* What is expected:
Output the material beneath this task exactly, images excluded.

* Rows:
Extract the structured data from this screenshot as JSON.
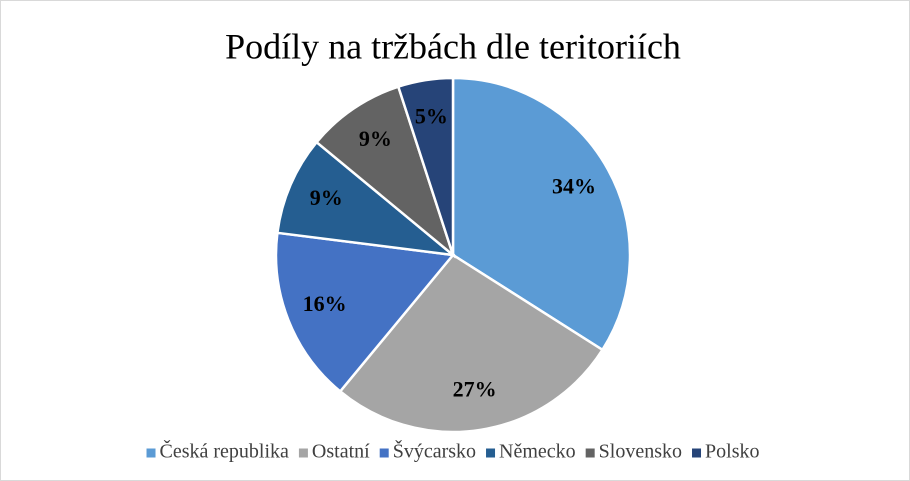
{
  "chart_data": {
    "type": "pie",
    "title": "Podíly na tržbách dle teritoriích",
    "categories": [
      "Česká republika",
      "Ostatní",
      "Švýcarsko",
      "Německo",
      "Slovensko",
      "Polsko"
    ],
    "values": [
      34,
      27,
      16,
      9,
      9,
      5
    ],
    "value_labels": [
      "34%",
      "27%",
      "16%",
      "9%",
      "9%",
      "5%"
    ],
    "colors": [
      "#5b9bd5",
      "#a5a5a5",
      "#4472c4",
      "#255e91",
      "#636363",
      "#264478"
    ],
    "legend": "bottom"
  }
}
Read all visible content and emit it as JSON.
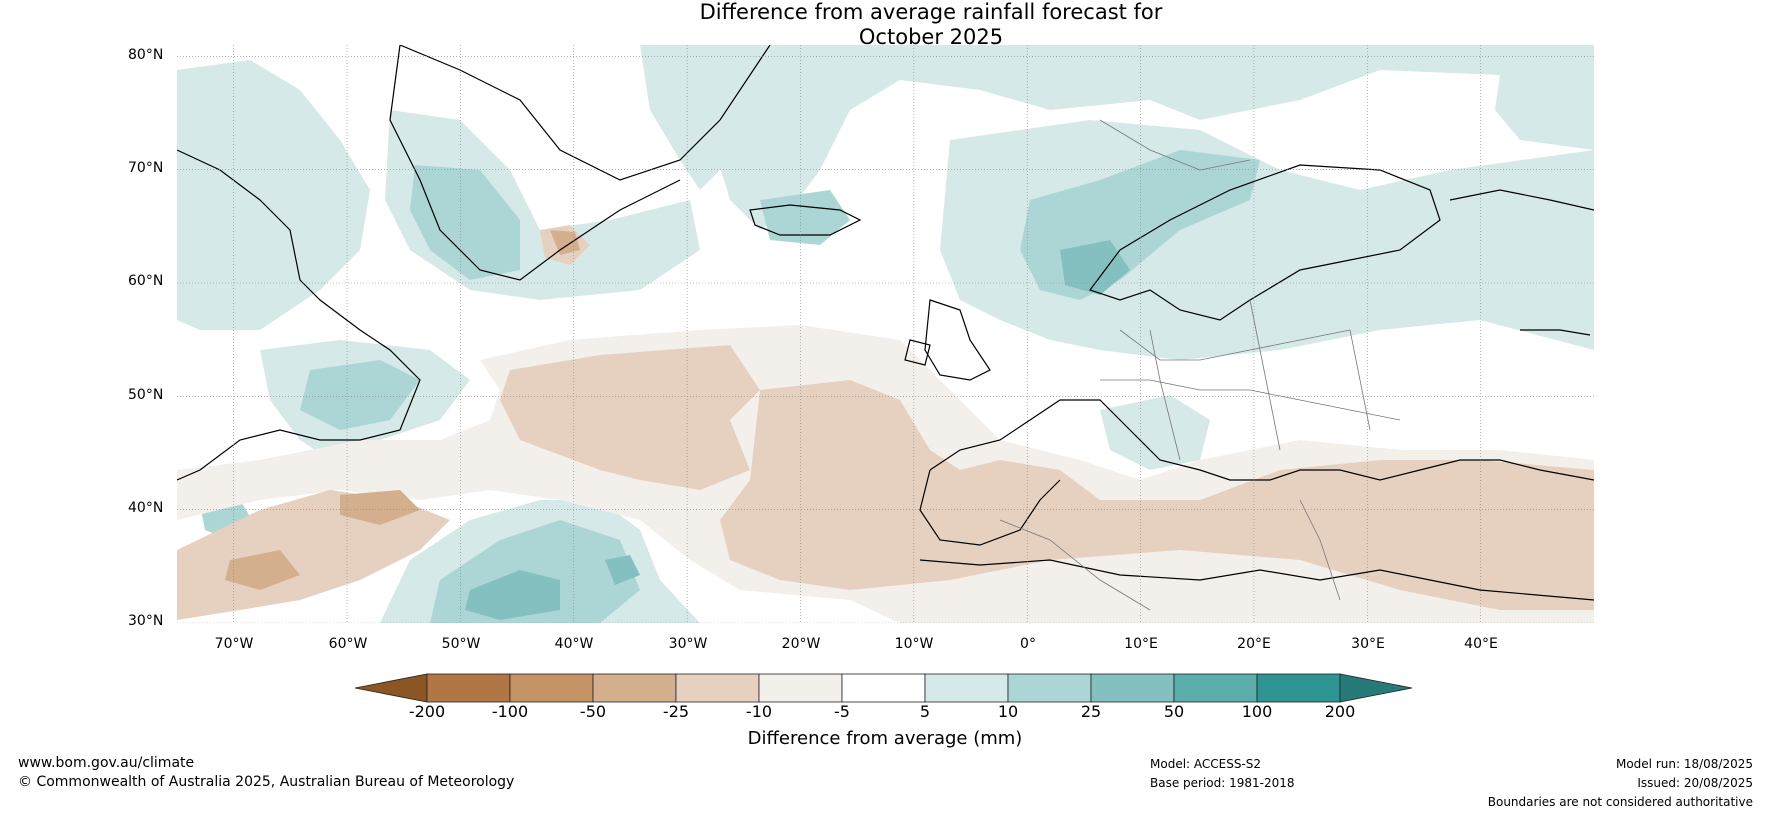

* Output of the task:
Extract the structured data from this screenshot as JSON.
{
  "chart_data": {
    "type": "pie",
    "title": "Podíly na tržbách dle teritoriích",
    "categories": [
      "Česká republika",
      "Ostatní",
      "Švýcarsko",
      "Německo",
      "Slovensko",
      "Polsko"
    ],
    "values": [
      34,
      27,
      16,
      9,
      9,
      5
    ],
    "value_labels": [
      "34%",
      "27%",
      "16%",
      "9%",
      "9%",
      "5%"
    ],
    "colors": [
      "#5b9bd5",
      "#a5a5a5",
      "#4472c4",
      "#255e91",
      "#636363",
      "#264478"
    ],
    "legend": "bottom"
  }
}
Read all visible content and emit it as JSON.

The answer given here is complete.